───── Dataset extract

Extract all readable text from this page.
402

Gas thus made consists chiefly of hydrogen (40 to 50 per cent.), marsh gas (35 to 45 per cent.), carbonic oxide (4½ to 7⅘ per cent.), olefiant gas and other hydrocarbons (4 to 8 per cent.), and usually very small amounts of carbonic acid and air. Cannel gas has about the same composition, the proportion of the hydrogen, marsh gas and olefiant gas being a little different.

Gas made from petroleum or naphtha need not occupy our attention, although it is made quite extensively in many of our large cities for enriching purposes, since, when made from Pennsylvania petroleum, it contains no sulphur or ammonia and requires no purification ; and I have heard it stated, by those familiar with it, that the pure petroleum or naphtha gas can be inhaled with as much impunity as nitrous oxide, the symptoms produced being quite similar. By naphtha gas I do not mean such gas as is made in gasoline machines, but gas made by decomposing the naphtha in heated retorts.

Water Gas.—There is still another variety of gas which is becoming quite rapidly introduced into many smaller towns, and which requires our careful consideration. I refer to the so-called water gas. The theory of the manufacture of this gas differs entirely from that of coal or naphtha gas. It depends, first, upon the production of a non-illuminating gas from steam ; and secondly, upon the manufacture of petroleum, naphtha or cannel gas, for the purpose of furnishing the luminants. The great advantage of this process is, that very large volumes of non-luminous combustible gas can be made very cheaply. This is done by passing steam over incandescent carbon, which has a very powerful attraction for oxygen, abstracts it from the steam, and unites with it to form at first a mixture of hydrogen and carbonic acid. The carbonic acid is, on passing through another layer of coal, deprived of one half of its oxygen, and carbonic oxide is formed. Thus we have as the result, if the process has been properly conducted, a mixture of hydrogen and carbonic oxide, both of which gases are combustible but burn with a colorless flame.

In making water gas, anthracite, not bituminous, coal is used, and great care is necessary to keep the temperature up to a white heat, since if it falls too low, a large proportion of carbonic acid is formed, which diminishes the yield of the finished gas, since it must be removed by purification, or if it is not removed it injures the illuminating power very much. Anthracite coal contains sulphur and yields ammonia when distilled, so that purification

──────────

• Written instruction:
Give nothing but the number of lines containing the string "being".

• Response below:
2